Give only the count of lines containing "minimize".

• _Stored entries_
--------------------

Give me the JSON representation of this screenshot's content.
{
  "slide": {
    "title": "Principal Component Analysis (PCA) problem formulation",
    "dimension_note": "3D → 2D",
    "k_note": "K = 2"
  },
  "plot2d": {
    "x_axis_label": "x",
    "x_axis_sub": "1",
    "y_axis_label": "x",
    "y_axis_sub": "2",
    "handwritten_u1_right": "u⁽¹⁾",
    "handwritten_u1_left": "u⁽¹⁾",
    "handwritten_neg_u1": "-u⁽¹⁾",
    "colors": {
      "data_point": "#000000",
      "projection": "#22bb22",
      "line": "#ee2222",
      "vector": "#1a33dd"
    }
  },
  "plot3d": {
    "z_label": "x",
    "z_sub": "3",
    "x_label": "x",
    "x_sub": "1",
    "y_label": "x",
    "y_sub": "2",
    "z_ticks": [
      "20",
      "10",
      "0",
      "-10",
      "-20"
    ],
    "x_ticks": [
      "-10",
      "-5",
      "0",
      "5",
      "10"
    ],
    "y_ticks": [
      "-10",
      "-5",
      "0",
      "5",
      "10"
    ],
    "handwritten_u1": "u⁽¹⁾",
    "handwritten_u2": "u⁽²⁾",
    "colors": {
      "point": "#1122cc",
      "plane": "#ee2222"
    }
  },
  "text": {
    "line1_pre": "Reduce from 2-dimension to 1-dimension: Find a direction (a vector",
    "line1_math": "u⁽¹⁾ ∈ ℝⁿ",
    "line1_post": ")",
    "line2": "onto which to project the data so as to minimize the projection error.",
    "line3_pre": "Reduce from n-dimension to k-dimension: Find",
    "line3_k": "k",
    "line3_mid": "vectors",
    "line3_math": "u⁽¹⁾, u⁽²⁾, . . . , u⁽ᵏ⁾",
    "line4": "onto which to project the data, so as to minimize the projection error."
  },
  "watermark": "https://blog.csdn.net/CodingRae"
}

--------------------

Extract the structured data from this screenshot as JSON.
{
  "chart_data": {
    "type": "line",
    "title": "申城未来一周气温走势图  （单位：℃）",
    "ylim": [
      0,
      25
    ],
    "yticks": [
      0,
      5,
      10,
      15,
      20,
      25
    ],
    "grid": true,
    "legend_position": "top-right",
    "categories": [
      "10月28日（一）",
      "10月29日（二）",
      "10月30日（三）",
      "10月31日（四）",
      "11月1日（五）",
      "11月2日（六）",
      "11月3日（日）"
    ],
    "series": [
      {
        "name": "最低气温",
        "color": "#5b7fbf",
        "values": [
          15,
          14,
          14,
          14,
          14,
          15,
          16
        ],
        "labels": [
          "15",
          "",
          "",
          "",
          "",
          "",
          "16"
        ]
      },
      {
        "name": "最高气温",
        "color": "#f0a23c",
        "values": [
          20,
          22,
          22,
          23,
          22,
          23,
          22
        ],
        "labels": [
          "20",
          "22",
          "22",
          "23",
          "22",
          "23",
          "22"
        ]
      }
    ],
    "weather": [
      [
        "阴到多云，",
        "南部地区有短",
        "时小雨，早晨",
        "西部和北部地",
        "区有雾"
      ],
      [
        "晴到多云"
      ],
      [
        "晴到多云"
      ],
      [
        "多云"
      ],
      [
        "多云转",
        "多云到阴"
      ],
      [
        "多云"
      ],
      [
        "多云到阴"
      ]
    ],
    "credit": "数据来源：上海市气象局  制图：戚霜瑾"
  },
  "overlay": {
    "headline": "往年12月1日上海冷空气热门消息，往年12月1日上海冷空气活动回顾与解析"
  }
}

--------------------

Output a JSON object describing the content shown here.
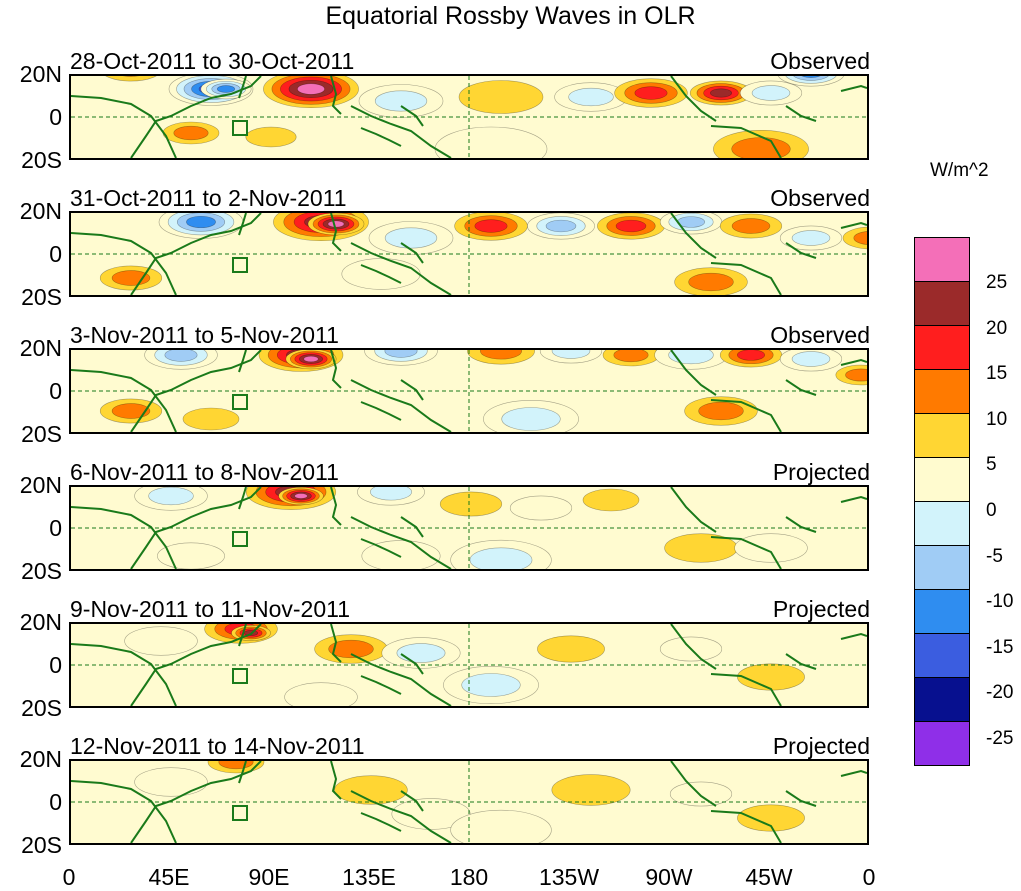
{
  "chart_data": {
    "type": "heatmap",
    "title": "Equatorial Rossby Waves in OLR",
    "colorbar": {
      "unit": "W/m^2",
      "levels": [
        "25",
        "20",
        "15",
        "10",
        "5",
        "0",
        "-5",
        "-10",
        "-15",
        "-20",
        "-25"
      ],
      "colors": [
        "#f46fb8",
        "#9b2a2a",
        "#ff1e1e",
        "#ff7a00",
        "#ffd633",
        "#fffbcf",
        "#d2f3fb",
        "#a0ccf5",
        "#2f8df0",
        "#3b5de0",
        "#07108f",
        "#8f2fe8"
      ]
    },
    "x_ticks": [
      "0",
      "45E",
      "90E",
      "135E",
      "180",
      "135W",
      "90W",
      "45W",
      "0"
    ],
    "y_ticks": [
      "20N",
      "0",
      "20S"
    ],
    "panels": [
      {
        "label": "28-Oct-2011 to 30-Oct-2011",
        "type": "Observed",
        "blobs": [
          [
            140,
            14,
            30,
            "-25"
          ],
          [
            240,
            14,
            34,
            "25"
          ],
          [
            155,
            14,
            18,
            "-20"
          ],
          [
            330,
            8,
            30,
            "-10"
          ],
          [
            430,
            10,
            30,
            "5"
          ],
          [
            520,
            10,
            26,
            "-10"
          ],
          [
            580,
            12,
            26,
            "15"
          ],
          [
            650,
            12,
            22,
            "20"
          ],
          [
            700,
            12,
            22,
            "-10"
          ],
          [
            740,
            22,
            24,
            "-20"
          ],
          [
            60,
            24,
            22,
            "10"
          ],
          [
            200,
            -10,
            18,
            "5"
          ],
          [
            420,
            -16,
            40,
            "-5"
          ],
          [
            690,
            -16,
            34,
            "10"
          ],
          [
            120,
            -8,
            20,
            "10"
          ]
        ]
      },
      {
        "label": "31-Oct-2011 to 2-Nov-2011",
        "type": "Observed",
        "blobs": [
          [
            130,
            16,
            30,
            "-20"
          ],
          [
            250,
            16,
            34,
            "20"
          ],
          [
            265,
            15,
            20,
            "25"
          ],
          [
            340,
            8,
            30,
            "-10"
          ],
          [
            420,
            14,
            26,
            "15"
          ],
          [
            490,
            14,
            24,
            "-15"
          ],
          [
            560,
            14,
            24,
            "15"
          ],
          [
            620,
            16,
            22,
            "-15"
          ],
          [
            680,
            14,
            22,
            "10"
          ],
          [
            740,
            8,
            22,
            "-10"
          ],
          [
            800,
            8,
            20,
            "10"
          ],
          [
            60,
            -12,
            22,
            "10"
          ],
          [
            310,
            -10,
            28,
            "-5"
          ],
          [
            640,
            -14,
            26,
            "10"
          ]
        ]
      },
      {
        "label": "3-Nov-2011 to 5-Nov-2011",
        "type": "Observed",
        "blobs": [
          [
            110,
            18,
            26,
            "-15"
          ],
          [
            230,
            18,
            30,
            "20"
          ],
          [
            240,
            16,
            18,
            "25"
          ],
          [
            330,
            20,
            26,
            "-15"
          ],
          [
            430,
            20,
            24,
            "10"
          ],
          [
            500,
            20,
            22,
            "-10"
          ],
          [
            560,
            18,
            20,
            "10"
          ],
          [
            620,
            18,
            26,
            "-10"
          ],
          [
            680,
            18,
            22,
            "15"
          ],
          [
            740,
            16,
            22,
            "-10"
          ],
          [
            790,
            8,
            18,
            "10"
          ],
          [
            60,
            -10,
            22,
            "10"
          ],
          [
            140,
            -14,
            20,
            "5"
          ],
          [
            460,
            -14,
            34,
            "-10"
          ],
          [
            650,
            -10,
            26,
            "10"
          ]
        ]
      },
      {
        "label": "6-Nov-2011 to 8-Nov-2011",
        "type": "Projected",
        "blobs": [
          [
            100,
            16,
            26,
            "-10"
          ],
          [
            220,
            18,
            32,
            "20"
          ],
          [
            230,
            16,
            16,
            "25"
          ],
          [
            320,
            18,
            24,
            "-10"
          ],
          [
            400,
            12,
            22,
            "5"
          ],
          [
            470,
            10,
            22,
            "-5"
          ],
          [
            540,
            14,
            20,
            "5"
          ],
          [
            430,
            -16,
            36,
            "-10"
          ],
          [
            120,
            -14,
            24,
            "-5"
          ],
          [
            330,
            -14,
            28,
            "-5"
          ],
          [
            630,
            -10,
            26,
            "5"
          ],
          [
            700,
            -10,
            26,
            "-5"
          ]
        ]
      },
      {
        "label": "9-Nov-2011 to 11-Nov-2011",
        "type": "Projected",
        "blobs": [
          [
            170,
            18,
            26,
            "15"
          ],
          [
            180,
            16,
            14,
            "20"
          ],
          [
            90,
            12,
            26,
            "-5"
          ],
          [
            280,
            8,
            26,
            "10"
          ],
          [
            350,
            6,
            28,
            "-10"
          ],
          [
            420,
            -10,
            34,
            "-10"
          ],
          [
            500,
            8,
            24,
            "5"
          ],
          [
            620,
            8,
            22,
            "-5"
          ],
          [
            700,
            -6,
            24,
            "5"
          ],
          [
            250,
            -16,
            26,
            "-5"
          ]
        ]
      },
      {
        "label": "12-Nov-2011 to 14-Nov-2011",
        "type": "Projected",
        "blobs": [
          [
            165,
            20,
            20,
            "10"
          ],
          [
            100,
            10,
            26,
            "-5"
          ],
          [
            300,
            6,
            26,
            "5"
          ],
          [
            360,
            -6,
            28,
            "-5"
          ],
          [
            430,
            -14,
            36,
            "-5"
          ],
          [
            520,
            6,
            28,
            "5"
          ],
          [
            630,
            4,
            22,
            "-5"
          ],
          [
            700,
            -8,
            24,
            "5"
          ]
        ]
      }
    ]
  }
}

--------------------

• _Final result_
2